**WRITTEN TASK:** Go through the data and copy every line exactly, but not the images.

**Data records:**

========================================================================

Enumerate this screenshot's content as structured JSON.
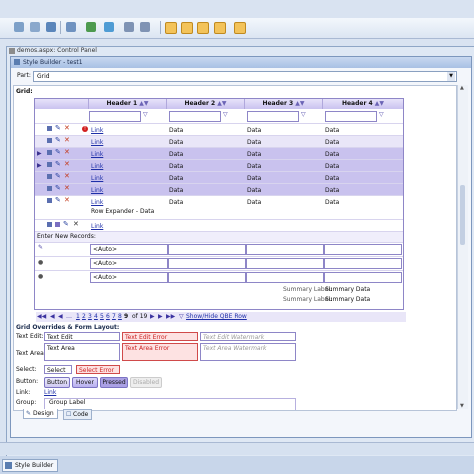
{
  "control_panel": {
    "title": "demos.aspx: Control Panel"
  },
  "style_builder": {
    "title": "Style Builder - test1"
  },
  "part": {
    "label": "Part:",
    "value": "Grid"
  },
  "grid": {
    "section_label": "Grid:",
    "headers": [
      "Header 1",
      "Header 2",
      "Header 3",
      "Header 4"
    ],
    "rows": [
      {
        "link": "Link",
        "c2": "Data",
        "c3": "Data",
        "c4": "Data"
      },
      {
        "link": "Link",
        "c2": "Data",
        "c3": "Data",
        "c4": "Data"
      },
      {
        "link": "Link",
        "c2": "Data",
        "c3": "Data",
        "c4": "Data"
      },
      {
        "link": "Link",
        "c2": "Data",
        "c3": "Data",
        "c4": "Data"
      },
      {
        "link": "Link",
        "c2": "Data",
        "c3": "Data",
        "c4": "Data"
      },
      {
        "link": "Link",
        "c2": "Data",
        "c3": "Data",
        "c4": "Data"
      },
      {
        "link": "Link",
        "c2": "Data",
        "c3": "Data",
        "c4": "Data"
      }
    ],
    "expander": "Row Expander - Data",
    "last_link": "Link",
    "enter_new": "Enter New Records:",
    "auto": "<Auto>",
    "summary_label": "Summary Label:",
    "summary_data": "Summary Data",
    "pager_pages": [
      "1",
      "2",
      "3",
      "4",
      "5",
      "6",
      "7",
      "8",
      "9"
    ],
    "pager_info": "of 19",
    "pager_current": "9",
    "show_hide": "Show/Hide QBE Row"
  },
  "overrides": {
    "title": "Grid Overrides & Form Layout:",
    "text_edit_label": "Text Edit:",
    "text_edit": "Text Edit",
    "text_edit_error": "Text Edit Error",
    "text_edit_watermark": "Text Edit Watermark",
    "text_area_label": "Text Area:",
    "text_area": "Text Area",
    "text_area_error": "Text Area Error",
    "text_area_watermark": "Text Area Watermark",
    "select_label": "Select:",
    "select": "Select",
    "select_error": "Select Error",
    "button_label": "Button:",
    "btn_button": "Button",
    "btn_hover": "Hover",
    "btn_pressed": "Pressed",
    "btn_disabled": "Disabled",
    "link_label": "Link:",
    "link": "Link",
    "group_label": "Group:",
    "group_label_text": "Group Label"
  },
  "tabs": {
    "design": "Design",
    "code": "Code"
  },
  "bottom_tab": "Style Builder",
  "colors": {
    "accent": "#8e86c7",
    "selected_row": "#c9c2ee",
    "error": "#d04a4a",
    "link": "#1e2fa8"
  }
}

========================================================================

**FULL SOLUTION:**
Enumerate this screenshot's content as structured JSON.
{
  "control_panel": {
    "title": "demos.aspx: Control Panel"
  },
  "style_builder": {
    "title": "Style Builder - test1"
  },
  "part": {
    "label": "Part:",
    "value": "Grid"
  },
  "grid": {
    "section_label": "Grid:",
    "headers": [
      "Header 1",
      "Header 2",
      "Header 3",
      "Header 4"
    ],
    "rows": [
      {
        "link": "Link",
        "c2": "Data",
        "c3": "Data",
        "c4": "Data"
      },
      {
        "link": "Link",
        "c2": "Data",
        "c3": "Data",
        "c4": "Data"
      },
      {
        "link": "Link",
        "c2": "Data",
        "c3": "Data",
        "c4": "Data"
      },
      {
        "link": "Link",
        "c2": "Data",
        "c3": "Data",
        "c4": "Data"
      },
      {
        "link": "Link",
        "c2": "Data",
        "c3": "Data",
        "c4": "Data"
      },
      {
        "link": "Link",
        "c2": "Data",
        "c3": "Data",
        "c4": "Data"
      },
      {
        "link": "Link",
        "c2": "Data",
        "c3": "Data",
        "c4": "Data"
      }
    ],
    "expander": "Row Expander - Data",
    "last_link": "Link",
    "enter_new": "Enter New Records:",
    "auto": "<Auto>",
    "summary_label": "Summary Label:",
    "summary_data": "Summary Data",
    "pager_pages": [
      "1",
      "2",
      "3",
      "4",
      "5",
      "6",
      "7",
      "8",
      "9"
    ],
    "pager_info": "of 19",
    "pager_current": "9",
    "show_hide": "Show/Hide QBE Row"
  },
  "overrides": {
    "title": "Grid Overrides & Form Layout:",
    "text_edit_label": "Text Edit:",
    "text_edit": "Text Edit",
    "text_edit_error": "Text Edit Error",
    "text_edit_watermark": "Text Edit Watermark",
    "text_area_label": "Text Area:",
    "text_area": "Text Area",
    "text_area_error": "Text Area Error",
    "text_area_watermark": "Text Area Watermark",
    "select_label": "Select:",
    "select": "Select",
    "select_error": "Select Error",
    "button_label": "Button:",
    "btn_button": "Button",
    "btn_hover": "Hover",
    "btn_pressed": "Pressed",
    "btn_disabled": "Disabled",
    "link_label": "Link:",
    "link": "Link",
    "group_label": "Group:",
    "group_label_text": "Group Label"
  },
  "tabs": {
    "design": "Design",
    "code": "Code"
  },
  "bottom_tab": "Style Builder",
  "colors": {
    "accent": "#8e86c7",
    "selected_row": "#c9c2ee",
    "error": "#d04a4a",
    "link": "#1e2fa8"
  }
}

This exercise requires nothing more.